— Given task —
Identify every line in the records below that contains the word "Pomme", and copy each of those lines.

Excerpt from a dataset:
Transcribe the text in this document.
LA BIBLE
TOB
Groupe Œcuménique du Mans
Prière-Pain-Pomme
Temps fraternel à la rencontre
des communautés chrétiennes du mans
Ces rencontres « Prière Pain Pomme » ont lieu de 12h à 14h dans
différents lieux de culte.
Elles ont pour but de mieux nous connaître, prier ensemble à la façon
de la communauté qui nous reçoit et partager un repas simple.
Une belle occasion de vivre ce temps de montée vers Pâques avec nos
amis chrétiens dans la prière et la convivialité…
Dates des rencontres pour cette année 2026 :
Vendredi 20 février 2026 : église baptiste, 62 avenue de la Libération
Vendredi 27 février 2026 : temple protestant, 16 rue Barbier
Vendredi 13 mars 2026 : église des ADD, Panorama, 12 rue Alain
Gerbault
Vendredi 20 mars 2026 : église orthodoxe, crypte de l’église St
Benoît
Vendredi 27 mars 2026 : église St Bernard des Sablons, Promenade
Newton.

— Solved exercise —
Prière-Pain-Pomme
Ces rencontres « Prière Pain Pomme » ont lieu de 12h à 14h dans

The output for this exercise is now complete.